_DO THIS_
Lines that include the word "your" are the ones to copy.

Collected data entries
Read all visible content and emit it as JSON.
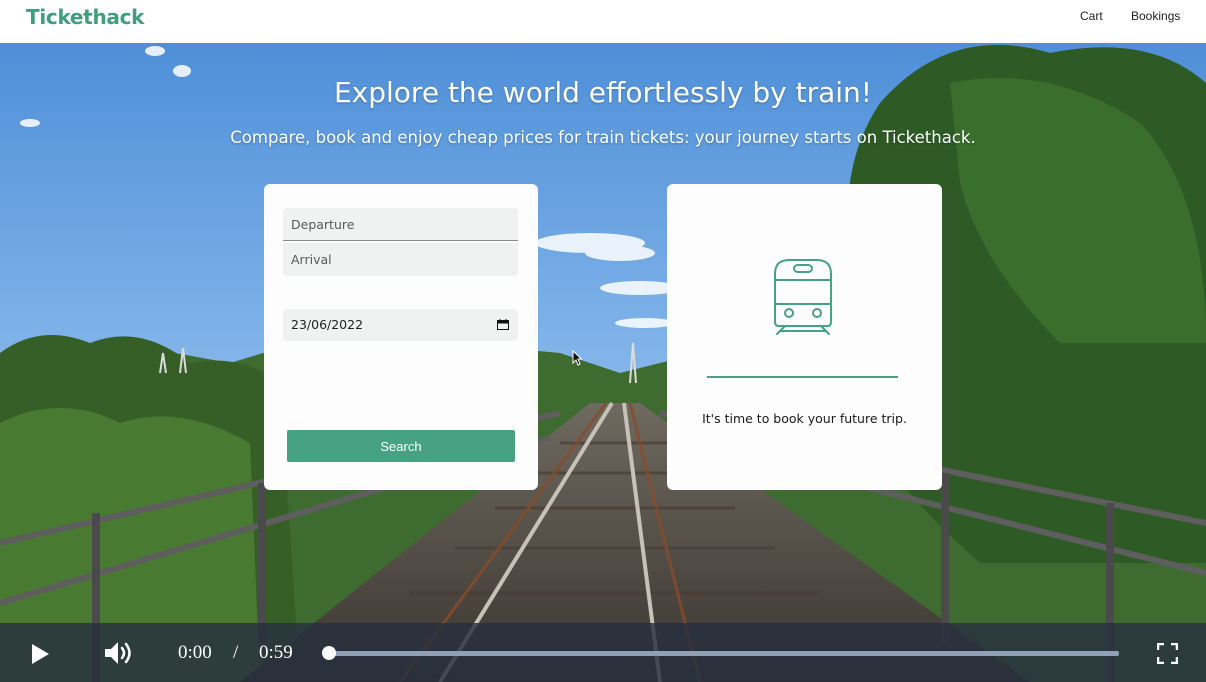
{
  "header": {
    "brand": "Tickethack",
    "nav": [
      {
        "label": "Cart"
      },
      {
        "label": "Bookings"
      }
    ]
  },
  "hero": {
    "title": "Explore the world effortlessly by train!",
    "subtitle": "Compare, book and enjoy cheap prices for train tickets: your journey starts on Tickethack."
  },
  "search": {
    "departure_placeholder": "Departure",
    "arrival_placeholder": "Arrival",
    "date_value": "23/06/2022",
    "button_label": "Search"
  },
  "result": {
    "icon": "train-icon",
    "message": "It's time to book your future trip."
  },
  "video": {
    "current_time": "0:00",
    "separator": "/",
    "duration": "0:59",
    "progress": 0
  },
  "colors": {
    "brand": "#3f9e7d",
    "button": "#46a283",
    "card": "#fdfdfd",
    "field": "#f0f1f1"
  }
}
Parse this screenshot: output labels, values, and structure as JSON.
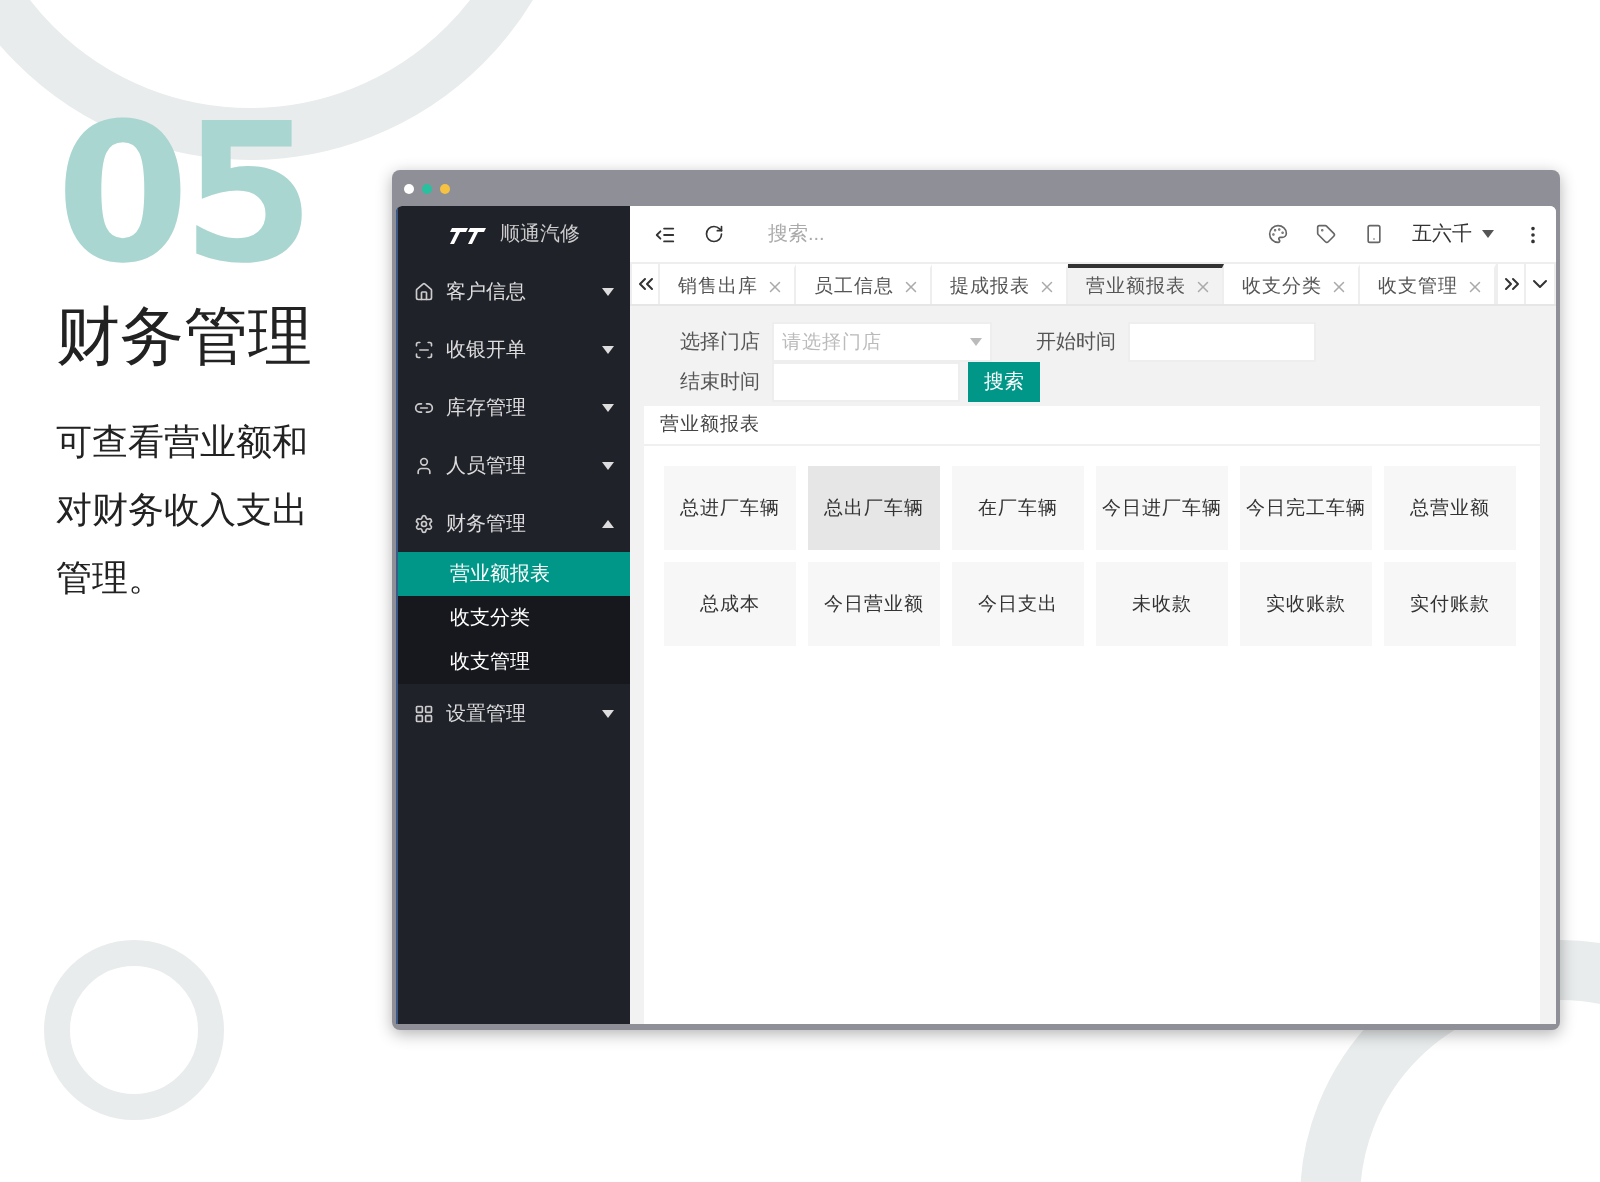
{
  "intro": {
    "number": "05",
    "title": "财务管理",
    "description": "可查看营业额和对财务收入支出管理。"
  },
  "window": {
    "brand": "顺通汽修",
    "sidebar": {
      "items": [
        {
          "label": "客户信息",
          "expanded": false
        },
        {
          "label": "收银开单",
          "expanded": false
        },
        {
          "label": "库存管理",
          "expanded": false
        },
        {
          "label": "人员管理",
          "expanded": false
        },
        {
          "label": "财务管理",
          "expanded": true,
          "children": [
            {
              "label": "营业额报表",
              "selected": true
            },
            {
              "label": "收支分类",
              "selected": false
            },
            {
              "label": "收支管理",
              "selected": false
            }
          ]
        },
        {
          "label": "设置管理",
          "expanded": false
        }
      ]
    },
    "search": {
      "placeholder": "搜索..."
    },
    "user": "五六千",
    "tabs": [
      {
        "label": "销售出库",
        "selected": false
      },
      {
        "label": "员工信息",
        "selected": false
      },
      {
        "label": "提成报表",
        "selected": false
      },
      {
        "label": "营业额报表",
        "selected": true
      },
      {
        "label": "收支分类",
        "selected": false
      },
      {
        "label": "收支管理",
        "selected": false
      }
    ],
    "filters": {
      "store_label": "选择门店",
      "store_placeholder": "请选择门店",
      "start_label": "开始时间",
      "end_label": "结束时间",
      "search_button": "搜索"
    },
    "panel": {
      "title": "营业额报表",
      "cards": [
        {
          "label": "总进厂车辆",
          "selected": false
        },
        {
          "label": "总出厂车辆",
          "selected": true
        },
        {
          "label": "在厂车辆",
          "selected": false
        },
        {
          "label": "今日进厂车辆",
          "selected": false
        },
        {
          "label": "今日完工车辆",
          "selected": false
        },
        {
          "label": "总营业额",
          "selected": false
        },
        {
          "label": "总成本",
          "selected": false
        },
        {
          "label": "今日营业额",
          "selected": false
        },
        {
          "label": "今日支出",
          "selected": false
        },
        {
          "label": "未收款",
          "selected": false
        },
        {
          "label": "实收账款",
          "selected": false
        },
        {
          "label": "实付账款",
          "selected": false
        }
      ]
    }
  }
}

_RESPONSE_
    "subtitle": "Compare, book and enjoy cheap prices for train tickets: your journey starts on Tickethack."
    "message": "It's time to book your future trip."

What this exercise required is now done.